### [What to produce]
Pictures don't belong in the copy; print all the records exactly.

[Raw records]
§ §
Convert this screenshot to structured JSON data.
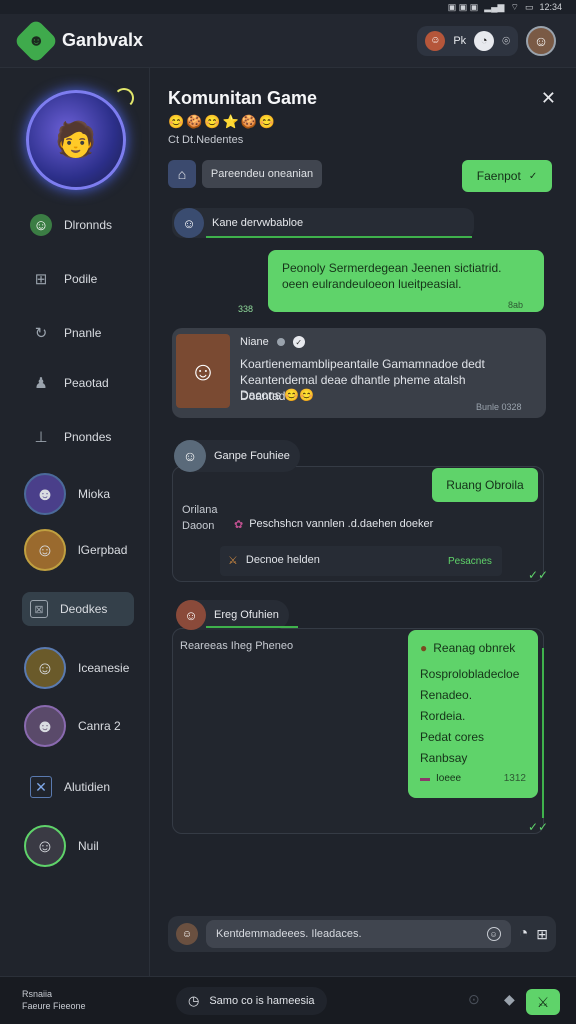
{
  "status": {
    "time": "12:34"
  },
  "header": {
    "app_title": "Ganbvalx",
    "pill_label": "Pk",
    "logo": "game-logo"
  },
  "sidebar": {
    "items": [
      {
        "label": "Dlronnds",
        "icon": "character-icon"
      },
      {
        "label": "Podile",
        "icon": "controller-icon"
      },
      {
        "label": "Pnanle",
        "icon": "refresh-icon"
      },
      {
        "label": "Peaotad",
        "icon": "person-icon"
      },
      {
        "label": "Pnondes",
        "icon": "anvil-icon"
      },
      {
        "label": "Mioka",
        "icon": "avatar"
      },
      {
        "label": "lGerpbad",
        "icon": "avatar"
      },
      {
        "label": "Deodkes",
        "icon": "frame-icon",
        "active": true
      },
      {
        "label": "Iceanesie",
        "icon": "avatar"
      },
      {
        "label": "Canra 2",
        "icon": "avatar"
      },
      {
        "label": "Alutidien",
        "icon": "x-icon"
      },
      {
        "label": "Nuil",
        "icon": "avatar"
      }
    ]
  },
  "chat": {
    "title": "Komunitan Game",
    "emojis": "😊🍪😊⭐🍪😊",
    "subtitle": "Ct Dt.Nedentes",
    "filter_chip": "Pareendeu oneanian",
    "action_button": "Faenpot",
    "thread1_name": "Kane dervwbabloe",
    "msg1_text": "Peonoly Sermerdegean Jeenen sictiatrid. oeen eulrandeuloeon lueitpeasial.",
    "msg1_time_left": "338",
    "msg1_time_right": "8ab",
    "quoted_name": "Niane",
    "quoted_text": "Koartienemamblipeantaile Gamamnadoe dedt Keantendemal deae dhantle pheme atalsh Doantad",
    "quoted_tail": "Dacons 😊😊",
    "quoted_time": "Bunle 0328",
    "group1_name": "Ganpe Fouhiee",
    "group1_btn": "Ruang Obroila",
    "group1_left_top": "Orilana",
    "group1_left_bottom": "Daoon",
    "group1_line1": "Peschshcn vannlen .d.daehen doeker",
    "group1_line2": "Decnoe helden",
    "group1_line2_right": "Pesacnes",
    "group2_name": "Ereg Ofuhien",
    "group2_left": "Reareeas Iheg Pheneo",
    "group2_msg_head": "Reanag obnrek",
    "group2_msg_lines": [
      "Rosprolobladecloe",
      "Renadeo.",
      "Rordeia.",
      "Pedat cores",
      "Ranbsay"
    ],
    "group2_msg_foot": "Ioeee",
    "group2_time": "1312",
    "composer_placeholder": "Kentdemmadeees. Ileadaces."
  },
  "bottom": {
    "left_top": "Rsnaiia",
    "left_bottom": "Faeure Fieeone",
    "center": "Samo co is hameesia"
  },
  "colors": {
    "accent": "#5fd36a",
    "bg": "#1c2028",
    "panel": "#2a2f38"
  }
}
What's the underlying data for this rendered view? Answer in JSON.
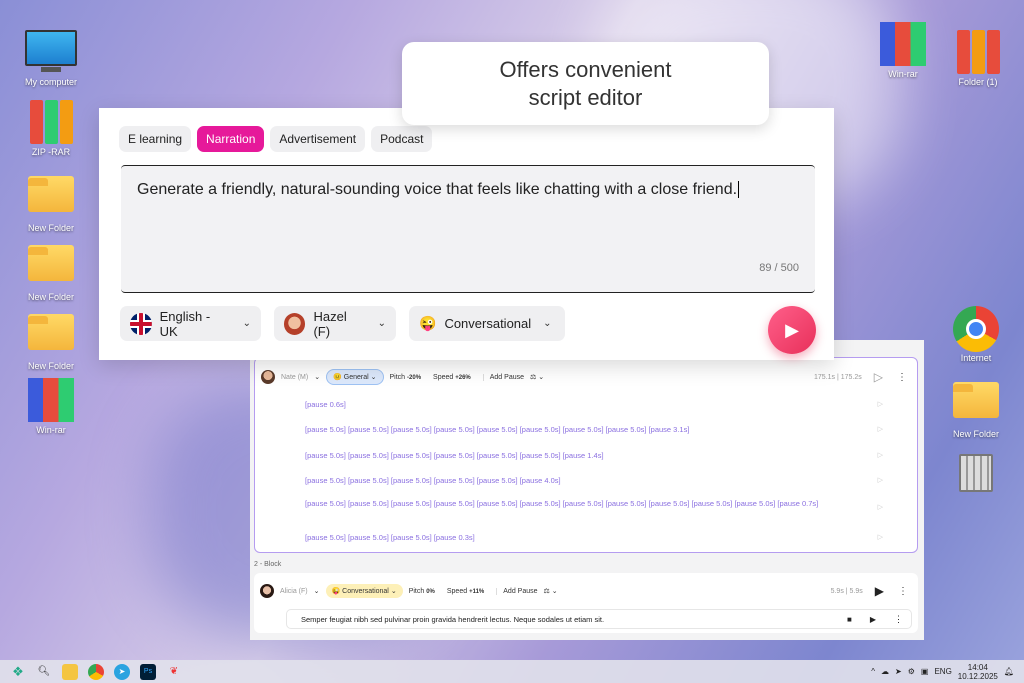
{
  "desktop": {
    "left_icons": [
      "My computer",
      "ZIP -RAR",
      "New Folder",
      "New Folder",
      "New Folder",
      "Win-rar"
    ],
    "right_icons": [
      "Win-rar",
      "Folder (1)",
      "Internet",
      "New Folder"
    ]
  },
  "callout": {
    "line1": "Offers convenient",
    "line2": "script editor"
  },
  "editor": {
    "tabs": [
      "E learning",
      "Narration",
      "Advertisement",
      "Podcast"
    ],
    "active_tab": "Narration",
    "text": "Generate a friendly, natural-sounding voice that feels like chatting with a close friend.",
    "count": "89 / 500",
    "language": "English - UK",
    "voice": "Hazel (F)",
    "style": "Conversational"
  },
  "block1": {
    "voice": "Nate (M)",
    "style": "General",
    "pitch_label": "Pitch",
    "pitch": "-20%",
    "speed_label": "Speed",
    "speed": "+26%",
    "add_pause": "Add Pause",
    "duration": "175.1s | 175.2s",
    "lines": [
      "[pause 0.6s]",
      "[pause 5.0s] [pause 5.0s] [pause 5.0s] [pause 5.0s] [pause 5.0s] [pause 5.0s] [pause 5.0s] [pause 5.0s] [pause 3.1s]",
      "[pause 5.0s] [pause 5.0s] [pause 5.0s] [pause 5.0s] [pause 5.0s] [pause 5.0s] [pause 1.4s]",
      "[pause 5.0s] [pause 5.0s] [pause 5.0s] [pause 5.0s] [pause 5.0s] [pause 4.0s]",
      "[pause 5.0s] [pause 5.0s] [pause 5.0s] [pause 5.0s] [pause 5.0s] [pause 5.0s] [pause 5.0s] [pause 5.0s] [pause 5.0s] [pause 5.0s] [pause 5.0s] [pause 0.7s]",
      "[pause 5.0s] [pause 5.0s] [pause 5.0s] [pause 0.3s]"
    ]
  },
  "block2": {
    "label": "2 -  Block",
    "voice": "Alicia (F)",
    "style": "Conversational",
    "pitch_label": "Pitch",
    "pitch": "0%",
    "speed_label": "Speed",
    "speed": "+11%",
    "add_pause": "Add Pause",
    "duration": "5.9s | 5.9s",
    "text": "Semper feugiat nibh sed pulvinar proin gravida hendrerit lectus. Neque sodales ut etiam sit."
  },
  "taskbar": {
    "lang": "ENG",
    "time": "14:04",
    "date": "10.12.2025"
  }
}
§ §
### [Task response]
Convert this screenshot to structured JSON data.
{
  "status": {
    "time": "12:34"
  },
  "header": {
    "app_title": "Ganbvalx",
    "pill_label": "Pk",
    "logo": "game-logo"
  },
  "sidebar": {
    "items": [
      {
        "label": "Dlronnds",
        "icon": "character-icon"
      },
      {
        "label": "Podile",
        "icon": "controller-icon"
      },
      {
        "label": "Pnanle",
        "icon": "refresh-icon"
      },
      {
        "label": "Peaotad",
        "icon": "person-icon"
      },
      {
        "label": "Pnondes",
        "icon": "anvil-icon"
      },
      {
        "label": "Mioka",
        "icon": "avatar"
      },
      {
        "label": "lGerpbad",
        "icon": "avatar"
      },
      {
        "label": "Deodkes",
        "icon": "frame-icon",
        "active": true
      },
      {
        "label": "Iceanesie",
        "icon": "avatar"
      },
      {
        "label": "Canra 2",
        "icon": "avatar"
      },
      {
        "label": "Alutidien",
        "icon": "x-icon"
      },
      {
        "label": "Nuil",
        "icon": "avatar"
      }
    ]
  },
  "chat": {
    "title": "Komunitan Game",
    "emojis": "😊🍪😊⭐🍪😊",
    "subtitle": "Ct Dt.Nedentes",
    "filter_chip": "Pareendeu oneanian",
    "action_button": "Faenpot",
    "thread1_name": "Kane dervwbabloe",
    "msg1_text": "Peonoly Sermerdegean Jeenen sictiatrid. oeen eulrandeuloeon lueitpeasial.",
    "msg1_time_left": "338",
    "msg1_time_right": "8ab",
    "quoted_name": "Niane",
    "quoted_text": "Koartienemamblipeantaile Gamamnadoe dedt Keantendemal deae dhantle pheme atalsh Doantad",
    "quoted_tail": "Dacons 😊😊",
    "quoted_time": "Bunle 0328",
    "group1_name": "Ganpe Fouhiee",
    "group1_btn": "Ruang Obroila",
    "group1_left_top": "Orilana",
    "group1_left_bottom": "Daoon",
    "group1_line1": "Peschshcn vannlen .d.daehen doeker",
    "group1_line2": "Decnoe helden",
    "group1_line2_right": "Pesacnes",
    "group2_name": "Ereg Ofuhien",
    "group2_left": "Reareeas Iheg Pheneo",
    "group2_msg_head": "Reanag obnrek",
    "group2_msg_lines": [
      "Rosprolobladecloe",
      "Renadeo.",
      "Rordeia.",
      "Pedat cores",
      "Ranbsay"
    ],
    "group2_msg_foot": "Ioeee",
    "group2_time": "1312",
    "composer_placeholder": "Kentdemmadeees. Ileadaces."
  },
  "bottom": {
    "left_top": "Rsnaiia",
    "left_bottom": "Faeure Fieeone",
    "center": "Samo co is hameesia"
  },
  "colors": {
    "accent": "#5fd36a",
    "bg": "#1c2028",
    "panel": "#2a2f38"
  }
}
What's the underlying data for this rendered view? Answer in JSON.
{
  "desktop": {
    "left_icons": [
      "My computer",
      "ZIP -RAR",
      "New Folder",
      "New Folder",
      "New Folder",
      "Win-rar"
    ],
    "right_icons": [
      "Win-rar",
      "Folder (1)",
      "Internet",
      "New Folder"
    ]
  },
  "callout": {
    "line1": "Offers convenient",
    "line2": "script editor"
  },
  "editor": {
    "tabs": [
      "E learning",
      "Narration",
      "Advertisement",
      "Podcast"
    ],
    "active_tab": "Narration",
    "text": "Generate a friendly, natural-sounding voice that feels like chatting with a close friend.",
    "count": "89 / 500",
    "language": "English - UK",
    "voice": "Hazel (F)",
    "style": "Conversational"
  },
  "block1": {
    "voice": "Nate (M)",
    "style": "General",
    "pitch_label": "Pitch",
    "pitch": "-20%",
    "speed_label": "Speed",
    "speed": "+26%",
    "add_pause": "Add Pause",
    "duration": "175.1s | 175.2s",
    "lines": [
      "[pause 0.6s]",
      "[pause 5.0s] [pause 5.0s] [pause 5.0s] [pause 5.0s] [pause 5.0s] [pause 5.0s] [pause 5.0s] [pause 5.0s] [pause 3.1s]",
      "[pause 5.0s] [pause 5.0s] [pause 5.0s] [pause 5.0s] [pause 5.0s] [pause 5.0s] [pause 1.4s]",
      "[pause 5.0s] [pause 5.0s] [pause 5.0s] [pause 5.0s] [pause 5.0s] [pause 4.0s]",
      "[pause 5.0s] [pause 5.0s] [pause 5.0s] [pause 5.0s] [pause 5.0s] [pause 5.0s] [pause 5.0s] [pause 5.0s] [pause 5.0s] [pause 5.0s] [pause 5.0s] [pause 0.7s]",
      "[pause 5.0s] [pause 5.0s] [pause 5.0s] [pause 0.3s]"
    ]
  },
  "block2": {
    "label": "2 -  Block",
    "voice": "Alicia (F)",
    "style": "Conversational",
    "pitch_label": "Pitch",
    "pitch": "0%",
    "speed_label": "Speed",
    "speed": "+11%",
    "add_pause": "Add Pause",
    "duration": "5.9s | 5.9s",
    "text": "Semper feugiat nibh sed pulvinar proin gravida hendrerit lectus. Neque sodales ut etiam sit."
  },
  "taskbar": {
    "lang": "ENG",
    "time": "14:04",
    "date": "10.12.2025"
  }
}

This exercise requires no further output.